***** INFORMATION PROVIDED *****
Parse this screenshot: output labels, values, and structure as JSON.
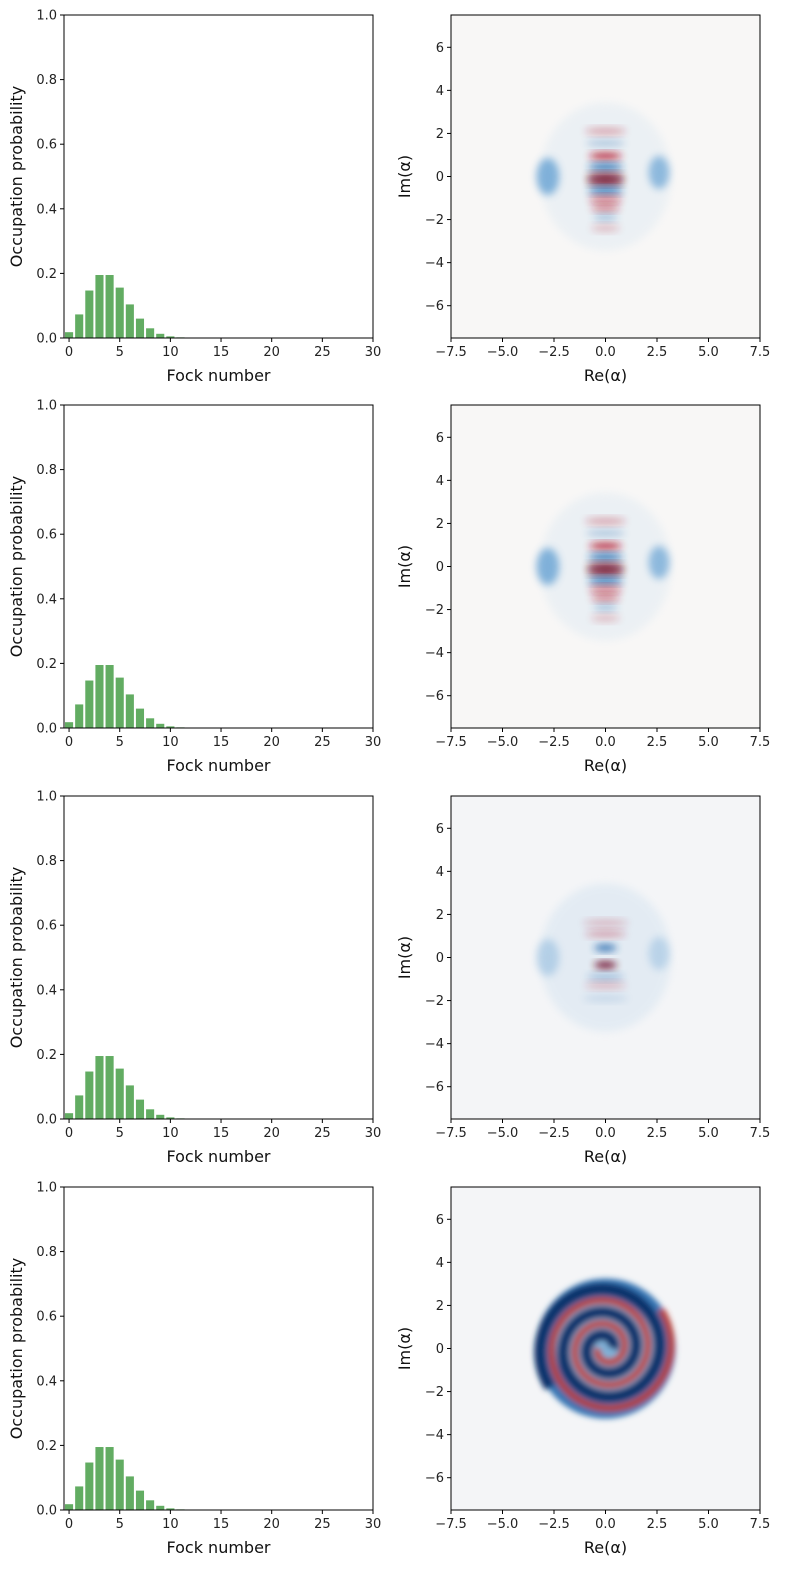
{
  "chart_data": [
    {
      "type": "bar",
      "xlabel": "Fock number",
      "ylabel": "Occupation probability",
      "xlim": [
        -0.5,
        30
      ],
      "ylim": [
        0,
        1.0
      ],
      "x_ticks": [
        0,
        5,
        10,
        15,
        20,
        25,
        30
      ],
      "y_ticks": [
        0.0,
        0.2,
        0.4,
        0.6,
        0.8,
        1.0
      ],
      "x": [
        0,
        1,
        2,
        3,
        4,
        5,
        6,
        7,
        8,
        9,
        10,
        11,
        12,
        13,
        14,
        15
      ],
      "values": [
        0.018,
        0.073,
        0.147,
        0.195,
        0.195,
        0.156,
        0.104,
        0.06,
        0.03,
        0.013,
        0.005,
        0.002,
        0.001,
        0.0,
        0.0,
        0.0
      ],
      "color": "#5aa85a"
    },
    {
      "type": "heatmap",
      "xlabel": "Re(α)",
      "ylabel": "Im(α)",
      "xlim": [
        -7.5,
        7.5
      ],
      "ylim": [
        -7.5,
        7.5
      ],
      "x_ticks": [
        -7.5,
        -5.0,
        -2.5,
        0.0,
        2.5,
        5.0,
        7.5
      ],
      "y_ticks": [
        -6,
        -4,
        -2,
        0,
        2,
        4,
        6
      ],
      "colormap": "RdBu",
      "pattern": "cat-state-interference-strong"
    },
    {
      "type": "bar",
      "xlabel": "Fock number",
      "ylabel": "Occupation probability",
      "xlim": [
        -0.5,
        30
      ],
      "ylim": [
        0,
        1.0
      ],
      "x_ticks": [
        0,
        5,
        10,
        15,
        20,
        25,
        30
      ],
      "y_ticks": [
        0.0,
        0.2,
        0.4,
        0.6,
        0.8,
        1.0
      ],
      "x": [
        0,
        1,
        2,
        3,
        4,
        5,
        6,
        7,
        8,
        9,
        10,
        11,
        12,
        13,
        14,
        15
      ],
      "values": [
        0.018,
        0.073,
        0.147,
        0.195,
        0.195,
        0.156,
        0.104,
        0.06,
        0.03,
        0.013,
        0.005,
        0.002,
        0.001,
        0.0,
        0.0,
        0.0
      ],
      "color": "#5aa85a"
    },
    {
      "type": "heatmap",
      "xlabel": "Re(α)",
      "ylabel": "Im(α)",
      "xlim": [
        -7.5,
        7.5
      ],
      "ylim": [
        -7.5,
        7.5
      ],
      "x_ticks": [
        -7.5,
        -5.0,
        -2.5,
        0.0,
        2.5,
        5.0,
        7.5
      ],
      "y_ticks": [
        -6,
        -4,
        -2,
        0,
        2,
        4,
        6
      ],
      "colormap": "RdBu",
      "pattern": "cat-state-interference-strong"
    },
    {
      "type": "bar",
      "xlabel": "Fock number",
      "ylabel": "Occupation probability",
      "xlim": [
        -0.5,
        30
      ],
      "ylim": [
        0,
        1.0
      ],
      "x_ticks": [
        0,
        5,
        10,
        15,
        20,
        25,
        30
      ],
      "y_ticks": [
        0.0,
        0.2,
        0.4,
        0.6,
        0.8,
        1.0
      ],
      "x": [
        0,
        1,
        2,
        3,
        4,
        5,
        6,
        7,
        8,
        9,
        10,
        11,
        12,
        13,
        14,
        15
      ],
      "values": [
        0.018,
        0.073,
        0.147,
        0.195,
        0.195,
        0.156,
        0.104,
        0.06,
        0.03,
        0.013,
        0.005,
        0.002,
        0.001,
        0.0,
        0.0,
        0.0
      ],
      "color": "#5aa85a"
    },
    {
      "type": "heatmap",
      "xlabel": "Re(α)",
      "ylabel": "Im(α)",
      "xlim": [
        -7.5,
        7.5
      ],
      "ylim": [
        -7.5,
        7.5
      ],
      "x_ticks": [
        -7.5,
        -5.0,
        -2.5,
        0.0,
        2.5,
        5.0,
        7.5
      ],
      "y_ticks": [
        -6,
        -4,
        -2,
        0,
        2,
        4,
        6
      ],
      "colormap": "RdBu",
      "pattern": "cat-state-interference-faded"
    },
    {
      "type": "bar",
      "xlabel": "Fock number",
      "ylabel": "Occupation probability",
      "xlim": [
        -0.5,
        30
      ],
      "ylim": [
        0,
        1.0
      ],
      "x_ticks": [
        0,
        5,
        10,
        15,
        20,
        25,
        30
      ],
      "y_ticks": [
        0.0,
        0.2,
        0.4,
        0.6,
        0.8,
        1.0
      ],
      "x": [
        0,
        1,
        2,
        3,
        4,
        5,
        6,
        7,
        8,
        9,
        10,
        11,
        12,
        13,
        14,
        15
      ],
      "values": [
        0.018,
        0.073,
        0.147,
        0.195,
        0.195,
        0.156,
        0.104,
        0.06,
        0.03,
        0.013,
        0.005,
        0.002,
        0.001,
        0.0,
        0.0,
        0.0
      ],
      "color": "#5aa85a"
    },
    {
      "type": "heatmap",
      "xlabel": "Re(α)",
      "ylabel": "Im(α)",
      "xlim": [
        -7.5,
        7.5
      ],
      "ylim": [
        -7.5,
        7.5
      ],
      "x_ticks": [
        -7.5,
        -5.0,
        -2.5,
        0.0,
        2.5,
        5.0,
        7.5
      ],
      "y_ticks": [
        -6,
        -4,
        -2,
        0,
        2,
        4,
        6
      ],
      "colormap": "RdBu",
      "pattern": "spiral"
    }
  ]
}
*****
DIRECTIONS FOR THIS TASK:
Reproduce every line above as written, skipping pictures.

TASK OUTPUT:
Parse this screenshot: output labels, values, and structure as JSON.
{
  "chart_data": [
    {
      "type": "bar",
      "xlabel": "Fock number",
      "ylabel": "Occupation probability",
      "xlim": [
        -0.5,
        30
      ],
      "ylim": [
        0,
        1.0
      ],
      "x_ticks": [
        0,
        5,
        10,
        15,
        20,
        25,
        30
      ],
      "y_ticks": [
        0.0,
        0.2,
        0.4,
        0.6,
        0.8,
        1.0
      ],
      "x": [
        0,
        1,
        2,
        3,
        4,
        5,
        6,
        7,
        8,
        9,
        10,
        11,
        12,
        13,
        14,
        15
      ],
      "values": [
        0.018,
        0.073,
        0.147,
        0.195,
        0.195,
        0.156,
        0.104,
        0.06,
        0.03,
        0.013,
        0.005,
        0.002,
        0.001,
        0.0,
        0.0,
        0.0
      ],
      "color": "#5aa85a"
    },
    {
      "type": "heatmap",
      "xlabel": "Re(α)",
      "ylabel": "Im(α)",
      "xlim": [
        -7.5,
        7.5
      ],
      "ylim": [
        -7.5,
        7.5
      ],
      "x_ticks": [
        -7.5,
        -5.0,
        -2.5,
        0.0,
        2.5,
        5.0,
        7.5
      ],
      "y_ticks": [
        -6,
        -4,
        -2,
        0,
        2,
        4,
        6
      ],
      "colormap": "RdBu",
      "pattern": "cat-state-interference-strong"
    },
    {
      "type": "bar",
      "xlabel": "Fock number",
      "ylabel": "Occupation probability",
      "xlim": [
        -0.5,
        30
      ],
      "ylim": [
        0,
        1.0
      ],
      "x_ticks": [
        0,
        5,
        10,
        15,
        20,
        25,
        30
      ],
      "y_ticks": [
        0.0,
        0.2,
        0.4,
        0.6,
        0.8,
        1.0
      ],
      "x": [
        0,
        1,
        2,
        3,
        4,
        5,
        6,
        7,
        8,
        9,
        10,
        11,
        12,
        13,
        14,
        15
      ],
      "values": [
        0.018,
        0.073,
        0.147,
        0.195,
        0.195,
        0.156,
        0.104,
        0.06,
        0.03,
        0.013,
        0.005,
        0.002,
        0.001,
        0.0,
        0.0,
        0.0
      ],
      "color": "#5aa85a"
    },
    {
      "type": "heatmap",
      "xlabel": "Re(α)",
      "ylabel": "Im(α)",
      "xlim": [
        -7.5,
        7.5
      ],
      "ylim": [
        -7.5,
        7.5
      ],
      "x_ticks": [
        -7.5,
        -5.0,
        -2.5,
        0.0,
        2.5,
        5.0,
        7.5
      ],
      "y_ticks": [
        -6,
        -4,
        -2,
        0,
        2,
        4,
        6
      ],
      "colormap": "RdBu",
      "pattern": "cat-state-interference-strong"
    },
    {
      "type": "bar",
      "xlabel": "Fock number",
      "ylabel": "Occupation probability",
      "xlim": [
        -0.5,
        30
      ],
      "ylim": [
        0,
        1.0
      ],
      "x_ticks": [
        0,
        5,
        10,
        15,
        20,
        25,
        30
      ],
      "y_ticks": [
        0.0,
        0.2,
        0.4,
        0.6,
        0.8,
        1.0
      ],
      "x": [
        0,
        1,
        2,
        3,
        4,
        5,
        6,
        7,
        8,
        9,
        10,
        11,
        12,
        13,
        14,
        15
      ],
      "values": [
        0.018,
        0.073,
        0.147,
        0.195,
        0.195,
        0.156,
        0.104,
        0.06,
        0.03,
        0.013,
        0.005,
        0.002,
        0.001,
        0.0,
        0.0,
        0.0
      ],
      "color": "#5aa85a"
    },
    {
      "type": "heatmap",
      "xlabel": "Re(α)",
      "ylabel": "Im(α)",
      "xlim": [
        -7.5,
        7.5
      ],
      "ylim": [
        -7.5,
        7.5
      ],
      "x_ticks": [
        -7.5,
        -5.0,
        -2.5,
        0.0,
        2.5,
        5.0,
        7.5
      ],
      "y_ticks": [
        -6,
        -4,
        -2,
        0,
        2,
        4,
        6
      ],
      "colormap": "RdBu",
      "pattern": "cat-state-interference-faded"
    },
    {
      "type": "bar",
      "xlabel": "Fock number",
      "ylabel": "Occupation probability",
      "xlim": [
        -0.5,
        30
      ],
      "ylim": [
        0,
        1.0
      ],
      "x_ticks": [
        0,
        5,
        10,
        15,
        20,
        25,
        30
      ],
      "y_ticks": [
        0.0,
        0.2,
        0.4,
        0.6,
        0.8,
        1.0
      ],
      "x": [
        0,
        1,
        2,
        3,
        4,
        5,
        6,
        7,
        8,
        9,
        10,
        11,
        12,
        13,
        14,
        15
      ],
      "values": [
        0.018,
        0.073,
        0.147,
        0.195,
        0.195,
        0.156,
        0.104,
        0.06,
        0.03,
        0.013,
        0.005,
        0.002,
        0.001,
        0.0,
        0.0,
        0.0
      ],
      "color": "#5aa85a"
    },
    {
      "type": "heatmap",
      "xlabel": "Re(α)",
      "ylabel": "Im(α)",
      "xlim": [
        -7.5,
        7.5
      ],
      "ylim": [
        -7.5,
        7.5
      ],
      "x_ticks": [
        -7.5,
        -5.0,
        -2.5,
        0.0,
        2.5,
        5.0,
        7.5
      ],
      "y_ticks": [
        -6,
        -4,
        -2,
        0,
        2,
        4,
        6
      ],
      "colormap": "RdBu",
      "pattern": "spiral"
    }
  ]
}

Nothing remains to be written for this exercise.